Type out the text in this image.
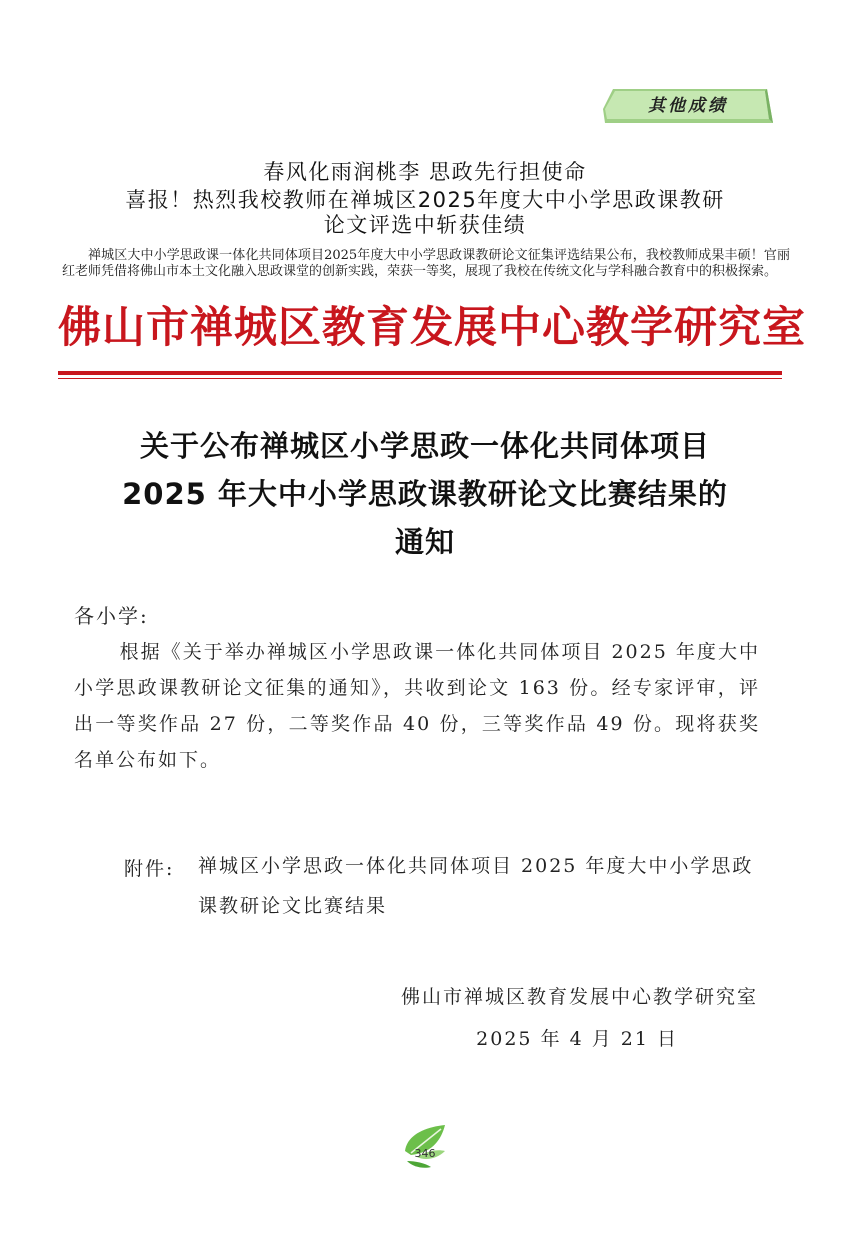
其他成绩
春风化雨润桃李 思政先行担使命
喜报！热烈我校教师在禅城区2025年度大中小学思政课教研
论文评选中斩获佳绩
禅城区大中小学思政课一体化共同体项目2025年度大中小学思政课教研论文征集评选结果公布，我校教师成果丰硕！官丽红老师凭借将佛山市本土文化融入思政课堂的创新实践，荣获一等奖，展现了我校在传统文化与学科融合教育中的积极探索。
佛山市禅城区教育发展中心教学研究室
关于公布禅城区小学思政一体化共同体项目
2025 年大中小学思政课教研论文比赛结果的
通知
各小学:
根据《关于举办禅城区小学思政课一体化共同体项目 2025 年度大中小学思政课教研论文征集的通知》，共收到论文 163 份。经专家评审，评出一等奖作品 27 份，二等奖作品 40 份，三等奖作品 49 份。现将获奖名单公布如下。
附件: 禅城区小学思政一体化共同体项目 2025 年度大中小学思政课教研论文比赛结果
佛山市禅城区教育发展中心教学研究室
2025 年 4 月 21 日
346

━━━━━━━━━━━━━━━━━━━━

BRIEF →
Transcribe the records above exactly, leaving out every picture.

FULL ANSWER →
Type out the text in this image.
其他成绩
春风化雨润桃李 思政先行担使命
喜报！热烈我校教师在禅城区2025年度大中小学思政课教研
论文评选中斩获佳绩
禅城区大中小学思政课一体化共同体项目2025年度大中小学思政课教研论文征集评选结果公布，我校教师成果丰硕！官丽红老师凭借将佛山市本土文化融入思政课堂的创新实践，荣获一等奖，展现了我校在传统文化与学科融合教育中的积极探索。
佛山市禅城区教育发展中心教学研究室
关于公布禅城区小学思政一体化共同体项目
2025 年大中小学思政课教研论文比赛结果的
通知
各小学:
根据《关于举办禅城区小学思政课一体化共同体项目 2025 年度大中小学思政课教研论文征集的通知》，共收到论文 163 份。经专家评审，评出一等奖作品 27 份，二等奖作品 40 份，三等奖作品 49 份。现将获奖名单公布如下。
附件: 禅城区小学思政一体化共同体项目 2025 年度大中小学思政课教研论文比赛结果
佛山市禅城区教育发展中心教学研究室
2025 年 4 月 21 日
346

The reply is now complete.